* _WRITTEN TASK_
Gather from the material every line that contains the string "this".

┌────────

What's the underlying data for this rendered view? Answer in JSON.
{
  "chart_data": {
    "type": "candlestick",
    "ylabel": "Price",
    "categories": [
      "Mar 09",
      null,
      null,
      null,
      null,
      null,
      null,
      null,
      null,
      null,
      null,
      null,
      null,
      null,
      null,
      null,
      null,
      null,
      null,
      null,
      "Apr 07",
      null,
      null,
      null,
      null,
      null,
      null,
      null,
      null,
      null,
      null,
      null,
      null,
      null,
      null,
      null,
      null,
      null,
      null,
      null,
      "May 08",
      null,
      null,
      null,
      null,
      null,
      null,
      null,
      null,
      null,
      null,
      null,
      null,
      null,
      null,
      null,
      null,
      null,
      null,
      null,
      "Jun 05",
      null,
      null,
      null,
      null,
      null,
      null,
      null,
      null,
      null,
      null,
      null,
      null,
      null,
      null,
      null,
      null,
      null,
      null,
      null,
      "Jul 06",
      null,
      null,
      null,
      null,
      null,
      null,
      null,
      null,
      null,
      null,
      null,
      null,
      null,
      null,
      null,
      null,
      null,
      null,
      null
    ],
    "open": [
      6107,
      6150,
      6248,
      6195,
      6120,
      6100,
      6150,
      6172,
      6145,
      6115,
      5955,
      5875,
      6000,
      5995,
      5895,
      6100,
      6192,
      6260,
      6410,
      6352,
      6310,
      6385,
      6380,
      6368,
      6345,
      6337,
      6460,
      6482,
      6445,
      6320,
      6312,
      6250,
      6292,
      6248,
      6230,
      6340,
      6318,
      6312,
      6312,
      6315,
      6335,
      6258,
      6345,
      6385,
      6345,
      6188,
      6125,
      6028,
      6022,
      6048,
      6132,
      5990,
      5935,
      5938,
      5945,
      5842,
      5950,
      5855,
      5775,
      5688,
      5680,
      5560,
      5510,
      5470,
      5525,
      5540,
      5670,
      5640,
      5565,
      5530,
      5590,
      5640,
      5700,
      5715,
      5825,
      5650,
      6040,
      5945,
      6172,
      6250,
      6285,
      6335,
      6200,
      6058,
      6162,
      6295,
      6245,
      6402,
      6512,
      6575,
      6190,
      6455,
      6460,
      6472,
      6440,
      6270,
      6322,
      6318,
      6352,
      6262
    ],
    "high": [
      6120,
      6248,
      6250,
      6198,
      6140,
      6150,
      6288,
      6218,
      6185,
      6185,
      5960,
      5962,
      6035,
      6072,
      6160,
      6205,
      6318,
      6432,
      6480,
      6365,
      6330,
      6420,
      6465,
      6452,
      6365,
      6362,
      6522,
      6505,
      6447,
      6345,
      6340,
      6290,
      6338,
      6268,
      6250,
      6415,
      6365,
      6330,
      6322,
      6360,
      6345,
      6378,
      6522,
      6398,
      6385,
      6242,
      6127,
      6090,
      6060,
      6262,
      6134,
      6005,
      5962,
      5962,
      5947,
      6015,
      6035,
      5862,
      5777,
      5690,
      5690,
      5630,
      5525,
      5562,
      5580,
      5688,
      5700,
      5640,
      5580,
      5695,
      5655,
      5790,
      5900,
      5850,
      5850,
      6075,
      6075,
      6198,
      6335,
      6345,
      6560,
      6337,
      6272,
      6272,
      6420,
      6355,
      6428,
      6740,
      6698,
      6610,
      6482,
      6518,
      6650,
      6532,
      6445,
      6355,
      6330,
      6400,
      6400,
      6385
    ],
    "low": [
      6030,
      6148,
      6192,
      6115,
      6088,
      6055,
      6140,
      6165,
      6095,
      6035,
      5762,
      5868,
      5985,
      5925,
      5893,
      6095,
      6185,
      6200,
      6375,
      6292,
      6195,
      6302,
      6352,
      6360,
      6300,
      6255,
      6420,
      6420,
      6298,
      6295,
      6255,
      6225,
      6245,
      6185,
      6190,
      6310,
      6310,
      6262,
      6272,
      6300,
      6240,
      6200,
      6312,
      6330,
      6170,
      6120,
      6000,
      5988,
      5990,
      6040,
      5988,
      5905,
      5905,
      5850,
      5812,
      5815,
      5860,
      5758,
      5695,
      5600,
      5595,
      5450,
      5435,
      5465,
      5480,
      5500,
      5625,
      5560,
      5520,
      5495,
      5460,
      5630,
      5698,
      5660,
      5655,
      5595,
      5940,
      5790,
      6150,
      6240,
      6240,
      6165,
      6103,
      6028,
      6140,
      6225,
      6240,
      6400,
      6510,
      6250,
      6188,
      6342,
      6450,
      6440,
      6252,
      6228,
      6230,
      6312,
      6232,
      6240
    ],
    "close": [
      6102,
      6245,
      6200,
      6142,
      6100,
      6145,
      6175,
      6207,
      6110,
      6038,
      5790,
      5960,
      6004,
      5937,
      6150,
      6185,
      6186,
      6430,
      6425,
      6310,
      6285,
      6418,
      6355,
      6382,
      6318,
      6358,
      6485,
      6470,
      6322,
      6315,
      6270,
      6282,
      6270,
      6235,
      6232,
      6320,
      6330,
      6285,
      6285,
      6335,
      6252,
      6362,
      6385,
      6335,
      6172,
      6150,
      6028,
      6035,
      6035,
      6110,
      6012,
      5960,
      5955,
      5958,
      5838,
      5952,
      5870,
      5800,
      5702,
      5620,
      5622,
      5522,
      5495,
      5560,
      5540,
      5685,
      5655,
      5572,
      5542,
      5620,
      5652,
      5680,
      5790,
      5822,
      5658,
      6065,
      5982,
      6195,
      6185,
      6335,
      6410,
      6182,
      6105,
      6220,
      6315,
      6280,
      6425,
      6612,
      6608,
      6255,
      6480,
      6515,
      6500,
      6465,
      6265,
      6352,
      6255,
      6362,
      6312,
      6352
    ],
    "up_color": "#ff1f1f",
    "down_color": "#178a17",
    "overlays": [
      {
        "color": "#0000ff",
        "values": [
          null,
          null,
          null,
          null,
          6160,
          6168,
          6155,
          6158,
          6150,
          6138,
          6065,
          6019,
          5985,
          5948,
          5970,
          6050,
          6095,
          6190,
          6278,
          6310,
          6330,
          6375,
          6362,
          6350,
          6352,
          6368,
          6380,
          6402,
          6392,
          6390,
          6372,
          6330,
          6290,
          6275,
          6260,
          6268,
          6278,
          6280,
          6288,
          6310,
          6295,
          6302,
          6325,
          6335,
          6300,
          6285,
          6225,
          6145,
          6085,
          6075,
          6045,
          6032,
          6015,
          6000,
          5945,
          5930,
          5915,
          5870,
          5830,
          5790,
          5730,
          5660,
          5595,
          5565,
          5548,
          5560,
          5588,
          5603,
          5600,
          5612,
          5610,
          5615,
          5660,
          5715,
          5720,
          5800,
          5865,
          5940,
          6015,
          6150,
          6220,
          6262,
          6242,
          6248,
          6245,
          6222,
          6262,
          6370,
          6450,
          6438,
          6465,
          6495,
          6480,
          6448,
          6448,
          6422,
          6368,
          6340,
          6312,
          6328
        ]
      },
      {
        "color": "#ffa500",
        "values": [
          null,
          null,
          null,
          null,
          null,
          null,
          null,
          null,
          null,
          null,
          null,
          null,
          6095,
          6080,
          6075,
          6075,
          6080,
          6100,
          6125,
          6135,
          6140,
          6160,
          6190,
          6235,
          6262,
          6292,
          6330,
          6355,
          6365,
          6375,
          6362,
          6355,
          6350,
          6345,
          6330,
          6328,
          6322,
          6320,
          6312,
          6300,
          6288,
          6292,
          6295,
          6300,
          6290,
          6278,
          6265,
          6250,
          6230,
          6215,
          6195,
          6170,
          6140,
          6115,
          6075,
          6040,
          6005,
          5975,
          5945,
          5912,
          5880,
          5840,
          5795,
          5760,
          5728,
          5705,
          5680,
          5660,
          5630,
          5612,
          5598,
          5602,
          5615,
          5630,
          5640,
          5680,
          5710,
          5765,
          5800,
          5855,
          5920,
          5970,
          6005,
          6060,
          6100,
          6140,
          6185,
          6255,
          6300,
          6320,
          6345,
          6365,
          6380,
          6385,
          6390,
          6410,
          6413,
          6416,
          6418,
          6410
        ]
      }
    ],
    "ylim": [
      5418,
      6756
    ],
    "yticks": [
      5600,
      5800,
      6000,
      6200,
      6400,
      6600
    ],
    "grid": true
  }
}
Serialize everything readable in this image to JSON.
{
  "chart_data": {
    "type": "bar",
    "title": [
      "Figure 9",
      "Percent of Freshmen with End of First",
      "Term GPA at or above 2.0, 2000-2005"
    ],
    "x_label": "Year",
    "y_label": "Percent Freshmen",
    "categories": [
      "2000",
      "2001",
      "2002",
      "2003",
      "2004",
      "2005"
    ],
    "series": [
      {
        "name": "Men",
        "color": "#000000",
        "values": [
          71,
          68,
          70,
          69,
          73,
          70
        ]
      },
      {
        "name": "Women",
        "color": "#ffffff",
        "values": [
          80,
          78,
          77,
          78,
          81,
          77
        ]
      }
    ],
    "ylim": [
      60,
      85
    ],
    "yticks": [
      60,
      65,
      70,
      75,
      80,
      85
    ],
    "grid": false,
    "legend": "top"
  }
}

└────────

* _WRITTEN SOLUTION_
What's the underlying data for this rendered view? Answer in JSON.
Serialize everything readable in this image to JSON.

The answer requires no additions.